** start of Data section **

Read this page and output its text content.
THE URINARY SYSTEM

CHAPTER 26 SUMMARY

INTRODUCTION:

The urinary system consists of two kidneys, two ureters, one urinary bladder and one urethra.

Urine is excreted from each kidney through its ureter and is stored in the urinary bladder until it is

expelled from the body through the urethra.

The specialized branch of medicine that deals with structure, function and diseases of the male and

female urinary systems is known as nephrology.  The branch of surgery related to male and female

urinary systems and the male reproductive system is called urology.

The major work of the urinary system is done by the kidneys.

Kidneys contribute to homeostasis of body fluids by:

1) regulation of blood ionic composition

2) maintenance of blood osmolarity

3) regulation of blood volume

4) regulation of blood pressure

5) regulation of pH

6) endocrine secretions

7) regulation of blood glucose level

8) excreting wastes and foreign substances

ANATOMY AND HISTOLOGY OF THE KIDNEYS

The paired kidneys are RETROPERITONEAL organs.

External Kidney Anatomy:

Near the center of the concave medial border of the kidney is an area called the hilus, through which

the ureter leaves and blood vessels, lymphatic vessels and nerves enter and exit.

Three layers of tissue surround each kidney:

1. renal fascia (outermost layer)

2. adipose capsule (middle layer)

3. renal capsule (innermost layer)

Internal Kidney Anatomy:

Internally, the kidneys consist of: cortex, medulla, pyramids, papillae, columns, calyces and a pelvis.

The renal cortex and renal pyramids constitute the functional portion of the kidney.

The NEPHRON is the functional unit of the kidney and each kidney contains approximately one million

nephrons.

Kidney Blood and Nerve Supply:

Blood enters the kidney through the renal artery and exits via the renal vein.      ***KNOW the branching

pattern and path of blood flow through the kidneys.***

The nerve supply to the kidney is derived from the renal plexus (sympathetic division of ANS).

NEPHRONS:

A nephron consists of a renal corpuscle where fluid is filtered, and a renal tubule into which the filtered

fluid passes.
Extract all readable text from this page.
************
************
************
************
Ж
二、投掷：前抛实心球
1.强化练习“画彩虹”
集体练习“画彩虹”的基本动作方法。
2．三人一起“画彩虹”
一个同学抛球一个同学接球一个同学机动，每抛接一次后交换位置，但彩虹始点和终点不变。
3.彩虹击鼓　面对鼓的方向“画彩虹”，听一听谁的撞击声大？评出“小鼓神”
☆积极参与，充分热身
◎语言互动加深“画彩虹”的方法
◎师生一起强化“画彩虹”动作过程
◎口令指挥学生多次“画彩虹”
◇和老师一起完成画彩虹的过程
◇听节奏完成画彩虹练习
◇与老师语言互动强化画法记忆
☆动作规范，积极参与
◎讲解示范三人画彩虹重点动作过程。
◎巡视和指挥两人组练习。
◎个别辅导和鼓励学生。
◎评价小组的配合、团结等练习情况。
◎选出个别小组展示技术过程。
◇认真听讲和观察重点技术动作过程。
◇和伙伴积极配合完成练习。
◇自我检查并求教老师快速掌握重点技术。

** end of Data section **

**Short problem**. Copy every line of the records above that contains "which".

**Answer to this exercise**.
Near the center of the concave medial border of the kidney is an area called the hilus, through which
A nephron consists of a renal corpuscle where fluid is filtered, and a renal tubule into which the filtered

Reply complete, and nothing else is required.